Write out the full listing again, exactly as it stands.

> **DATASET**:
>> start

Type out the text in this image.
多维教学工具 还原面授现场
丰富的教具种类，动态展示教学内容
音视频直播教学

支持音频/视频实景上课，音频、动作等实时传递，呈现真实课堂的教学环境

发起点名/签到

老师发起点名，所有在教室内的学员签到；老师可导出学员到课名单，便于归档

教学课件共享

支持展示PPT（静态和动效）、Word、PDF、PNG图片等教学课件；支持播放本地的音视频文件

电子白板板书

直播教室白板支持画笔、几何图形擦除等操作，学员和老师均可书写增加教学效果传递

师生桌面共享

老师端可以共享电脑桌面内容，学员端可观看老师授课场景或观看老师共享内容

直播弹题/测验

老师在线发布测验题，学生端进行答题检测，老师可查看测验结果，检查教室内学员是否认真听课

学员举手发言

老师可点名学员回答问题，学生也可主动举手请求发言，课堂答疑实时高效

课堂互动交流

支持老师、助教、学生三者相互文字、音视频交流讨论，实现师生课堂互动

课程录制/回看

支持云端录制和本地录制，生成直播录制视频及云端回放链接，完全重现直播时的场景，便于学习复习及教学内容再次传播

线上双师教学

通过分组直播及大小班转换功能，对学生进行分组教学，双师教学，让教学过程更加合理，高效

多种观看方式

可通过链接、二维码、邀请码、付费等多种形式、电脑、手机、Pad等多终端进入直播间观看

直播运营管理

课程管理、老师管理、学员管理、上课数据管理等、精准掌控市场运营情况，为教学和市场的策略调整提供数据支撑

>> end

> **THE REPLY**:
Type out the text in this image.
多维教学工具 还原面授现场
丰富的教具种类，动态展示教学内容
音视频直播教学

支持音频/视频实景上课，音频、动作等实时传递，呈现真实课堂的教学环境

发起点名/签到

老师发起点名，所有在教室内的学员签到；老师可导出学员到课名单，便于归档

教学课件共享

支持展示PPT（静态和动效）、Word、PDF、PNG图片等教学课件；支持播放本地的音视频文件

电子白板板书

直播教室白板支持画笔、几何图形擦除等操作，学员和老师均可书写增加教学效果传递

师生桌面共享

老师端可以共享电脑桌面内容，学员端可观看老师授课场景或观看老师共享内容

直播弹题/测验

老师在线发布测验题，学生端进行答题检测，老师可查看测验结果，检查教室内学员是否认真听课

学员举手发言

老师可点名学员回答问题，学生也可主动举手请求发言，课堂答疑实时高效

课堂互动交流

支持老师、助教、学生三者相互文字、音视频交流讨论，实现师生课堂互动

课程录制/回看

支持云端录制和本地录制，生成直播录制视频及云端回放链接，完全重现直播时的场景，便于学习复习及教学内容再次传播

线上双师教学

通过分组直播及大小班转换功能，对学生进行分组教学，双师教学，让教学过程更加合理，高效

多种观看方式

可通过链接、二维码、邀请码、付费等多种形式、电脑、手机、Pad等多终端进入直播间观看

直播运营管理

课程管理、老师管理、学员管理、上课数据管理等、精准掌控市场运营情况，为教学和市场的策略调整提供数据支撑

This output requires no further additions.